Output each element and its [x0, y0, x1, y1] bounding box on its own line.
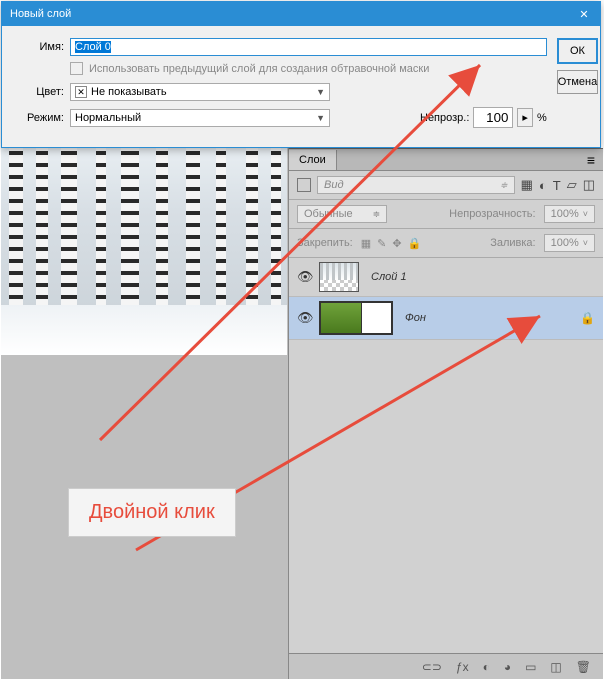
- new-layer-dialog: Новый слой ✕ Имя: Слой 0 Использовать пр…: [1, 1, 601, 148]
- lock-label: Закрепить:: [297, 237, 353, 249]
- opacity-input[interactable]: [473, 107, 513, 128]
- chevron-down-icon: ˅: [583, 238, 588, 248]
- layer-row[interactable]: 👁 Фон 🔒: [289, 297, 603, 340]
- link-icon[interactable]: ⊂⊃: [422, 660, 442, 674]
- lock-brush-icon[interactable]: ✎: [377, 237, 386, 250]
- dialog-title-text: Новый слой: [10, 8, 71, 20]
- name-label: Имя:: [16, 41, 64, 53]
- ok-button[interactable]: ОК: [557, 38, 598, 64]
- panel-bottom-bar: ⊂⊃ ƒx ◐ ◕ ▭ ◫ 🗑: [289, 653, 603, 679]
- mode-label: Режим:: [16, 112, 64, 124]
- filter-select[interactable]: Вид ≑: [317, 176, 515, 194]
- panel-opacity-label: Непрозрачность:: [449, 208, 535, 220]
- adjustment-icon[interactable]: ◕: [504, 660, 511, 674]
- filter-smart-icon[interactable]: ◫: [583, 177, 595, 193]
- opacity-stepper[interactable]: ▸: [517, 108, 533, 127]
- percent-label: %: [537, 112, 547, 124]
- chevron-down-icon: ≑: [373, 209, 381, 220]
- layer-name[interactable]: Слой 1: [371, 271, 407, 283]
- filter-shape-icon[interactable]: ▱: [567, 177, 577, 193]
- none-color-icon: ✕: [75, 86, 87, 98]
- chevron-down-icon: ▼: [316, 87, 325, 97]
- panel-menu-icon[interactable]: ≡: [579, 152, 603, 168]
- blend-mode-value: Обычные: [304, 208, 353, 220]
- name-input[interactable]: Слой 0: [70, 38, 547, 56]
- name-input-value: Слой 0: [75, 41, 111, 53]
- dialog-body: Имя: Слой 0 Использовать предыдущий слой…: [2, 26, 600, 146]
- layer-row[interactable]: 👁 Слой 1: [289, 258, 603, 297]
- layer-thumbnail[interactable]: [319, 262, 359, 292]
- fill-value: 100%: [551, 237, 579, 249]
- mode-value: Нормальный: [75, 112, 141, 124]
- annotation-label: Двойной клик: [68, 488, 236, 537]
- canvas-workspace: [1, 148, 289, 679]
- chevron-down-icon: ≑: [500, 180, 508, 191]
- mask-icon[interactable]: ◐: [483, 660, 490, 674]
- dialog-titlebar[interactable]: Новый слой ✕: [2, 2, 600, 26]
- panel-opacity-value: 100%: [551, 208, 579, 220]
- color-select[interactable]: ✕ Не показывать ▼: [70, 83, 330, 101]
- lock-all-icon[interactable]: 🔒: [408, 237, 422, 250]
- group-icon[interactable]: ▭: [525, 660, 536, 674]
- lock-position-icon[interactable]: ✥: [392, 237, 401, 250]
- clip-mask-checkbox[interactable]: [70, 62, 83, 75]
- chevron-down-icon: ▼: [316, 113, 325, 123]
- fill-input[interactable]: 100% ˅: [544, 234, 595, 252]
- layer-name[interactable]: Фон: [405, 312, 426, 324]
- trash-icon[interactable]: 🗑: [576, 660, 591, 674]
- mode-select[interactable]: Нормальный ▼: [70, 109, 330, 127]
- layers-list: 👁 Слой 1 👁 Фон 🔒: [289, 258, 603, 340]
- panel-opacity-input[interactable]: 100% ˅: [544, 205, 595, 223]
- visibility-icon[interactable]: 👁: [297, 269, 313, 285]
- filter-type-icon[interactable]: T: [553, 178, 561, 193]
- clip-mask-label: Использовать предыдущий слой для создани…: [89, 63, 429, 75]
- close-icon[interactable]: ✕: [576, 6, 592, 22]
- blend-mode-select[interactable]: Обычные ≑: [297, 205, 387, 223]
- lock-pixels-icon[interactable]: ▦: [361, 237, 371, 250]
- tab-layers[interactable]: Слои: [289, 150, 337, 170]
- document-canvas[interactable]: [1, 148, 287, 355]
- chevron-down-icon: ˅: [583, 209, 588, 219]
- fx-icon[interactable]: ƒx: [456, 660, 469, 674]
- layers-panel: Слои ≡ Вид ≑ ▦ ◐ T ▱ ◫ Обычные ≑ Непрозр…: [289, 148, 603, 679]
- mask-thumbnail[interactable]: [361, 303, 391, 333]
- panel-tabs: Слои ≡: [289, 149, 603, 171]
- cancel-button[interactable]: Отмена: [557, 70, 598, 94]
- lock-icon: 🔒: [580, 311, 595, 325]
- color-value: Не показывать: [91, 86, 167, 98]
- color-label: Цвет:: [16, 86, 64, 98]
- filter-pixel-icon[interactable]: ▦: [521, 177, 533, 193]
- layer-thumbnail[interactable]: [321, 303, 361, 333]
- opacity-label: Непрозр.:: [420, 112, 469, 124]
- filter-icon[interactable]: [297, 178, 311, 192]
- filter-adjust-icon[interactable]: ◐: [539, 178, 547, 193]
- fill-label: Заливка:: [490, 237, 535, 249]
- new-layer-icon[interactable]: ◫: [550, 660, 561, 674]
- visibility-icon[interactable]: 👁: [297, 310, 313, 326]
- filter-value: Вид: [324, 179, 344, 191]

• [Stated goal] Copy every line above exactly as it appears, but leave the picture out.

• [Finished answer]
Output each element and its [x0, y0, x1, y1] bounding box on its own line.
- new-layer-dialog: Новый слой ✕ Имя: Слой 0 Использовать пр…: [1, 1, 601, 148]
- lock-label: Закрепить:: [297, 237, 353, 249]
- opacity-input[interactable]: [473, 107, 513, 128]
- chevron-down-icon: ˅: [583, 238, 588, 248]
- layer-row[interactable]: 👁 Фон 🔒: [289, 297, 603, 340]
- link-icon[interactable]: ⊂⊃: [422, 660, 442, 674]
- lock-brush-icon[interactable]: ✎: [377, 237, 386, 250]
- dialog-title-text: Новый слой: [10, 8, 71, 20]
- name-label: Имя:: [16, 41, 64, 53]
- ok-button[interactable]: ОК: [557, 38, 598, 64]
- panel-bottom-bar: ⊂⊃ ƒx ◐ ◕ ▭ ◫ 🗑: [289, 653, 603, 679]
- mode-label: Режим:: [16, 112, 64, 124]
- filter-select[interactable]: Вид ≑: [317, 176, 515, 194]
- panel-opacity-label: Непрозрачность:: [449, 208, 535, 220]
- adjustment-icon[interactable]: ◕: [504, 660, 511, 674]
- filter-smart-icon[interactable]: ◫: [583, 177, 595, 193]
- opacity-stepper[interactable]: ▸: [517, 108, 533, 127]
- percent-label: %: [537, 112, 547, 124]
- chevron-down-icon: ≑: [373, 209, 381, 220]
- layer-name[interactable]: Слой 1: [371, 271, 407, 283]
- filter-shape-icon[interactable]: ▱: [567, 177, 577, 193]
- none-color-icon: ✕: [75, 86, 87, 98]
- chevron-down-icon: ▼: [316, 87, 325, 97]
- panel-menu-icon[interactable]: ≡: [579, 152, 603, 168]
- blend-mode-value: Обычные: [304, 208, 353, 220]
- name-input[interactable]: Слой 0: [70, 38, 547, 56]
- name-input-value: Слой 0: [75, 41, 111, 53]
- dialog-body: Имя: Слой 0 Использовать предыдущий слой…: [2, 26, 600, 146]
- layer-row[interactable]: 👁 Слой 1: [289, 258, 603, 297]
- layer-thumbnail[interactable]: [319, 262, 359, 292]
- fill-value: 100%: [551, 237, 579, 249]
- mode-value: Нормальный: [75, 112, 141, 124]
- annotation-label: Двойной клик: [68, 488, 236, 537]
- canvas-workspace: [1, 148, 289, 679]
- chevron-down-icon: ≑: [500, 180, 508, 191]
- mask-icon[interactable]: ◐: [483, 660, 490, 674]
- dialog-titlebar[interactable]: Новый слой ✕: [2, 2, 600, 26]
- panel-opacity-value: 100%: [551, 208, 579, 220]
- color-select[interactable]: ✕ Не показывать ▼: [70, 83, 330, 101]
- lock-all-icon[interactable]: 🔒: [408, 237, 422, 250]
- group-icon[interactable]: ▭: [525, 660, 536, 674]
- lock-position-icon[interactable]: ✥: [392, 237, 401, 250]
- clip-mask-checkbox[interactable]: [70, 62, 83, 75]
- chevron-down-icon: ▼: [316, 113, 325, 123]
- fill-input[interactable]: 100% ˅: [544, 234, 595, 252]
- layer-name[interactable]: Фон: [405, 312, 426, 324]
- trash-icon[interactable]: 🗑: [576, 660, 591, 674]
- mode-select[interactable]: Нормальный ▼: [70, 109, 330, 127]
- layers-list: 👁 Слой 1 👁 Фон 🔒: [289, 258, 603, 340]
- panel-opacity-input[interactable]: 100% ˅: [544, 205, 595, 223]
- visibility-icon[interactable]: 👁: [297, 269, 313, 285]
- filter-type-icon[interactable]: T: [553, 178, 561, 193]
- clip-mask-label: Использовать предыдущий слой для создани…: [89, 63, 429, 75]
- close-icon[interactable]: ✕: [576, 6, 592, 22]
- blend-mode-select[interactable]: Обычные ≑: [297, 205, 387, 223]
- lock-pixels-icon[interactable]: ▦: [361, 237, 371, 250]
- tab-layers[interactable]: Слои: [289, 150, 337, 170]
- document-canvas[interactable]: [1, 148, 287, 355]
- chevron-down-icon: ˅: [583, 209, 588, 219]
- fx-icon[interactable]: ƒx: [456, 660, 469, 674]
- layers-panel: Слои ≡ Вид ≑ ▦ ◐ T ▱ ◫ Обычные ≑ Непрозр…: [289, 148, 603, 679]
- mask-thumbnail[interactable]: [361, 303, 391, 333]
- panel-tabs: Слои ≡: [289, 149, 603, 171]
- cancel-button[interactable]: Отмена: [557, 70, 598, 94]
- lock-icon: 🔒: [580, 311, 595, 325]
- color-value: Не показывать: [91, 86, 167, 98]
- color-label: Цвет:: [16, 86, 64, 98]
- filter-pixel-icon[interactable]: ▦: [521, 177, 533, 193]
- layer-thumbnail[interactable]: [321, 303, 361, 333]
- opacity-label: Непрозр.:: [420, 112, 469, 124]
- filter-icon[interactable]: [297, 178, 311, 192]
- filter-adjust-icon[interactable]: ◐: [539, 178, 547, 193]
- fill-label: Заливка:: [490, 237, 535, 249]
- new-layer-icon[interactable]: ◫: [550, 660, 561, 674]
- visibility-icon[interactable]: 👁: [297, 310, 313, 326]
- filter-value: Вид: [324, 179, 344, 191]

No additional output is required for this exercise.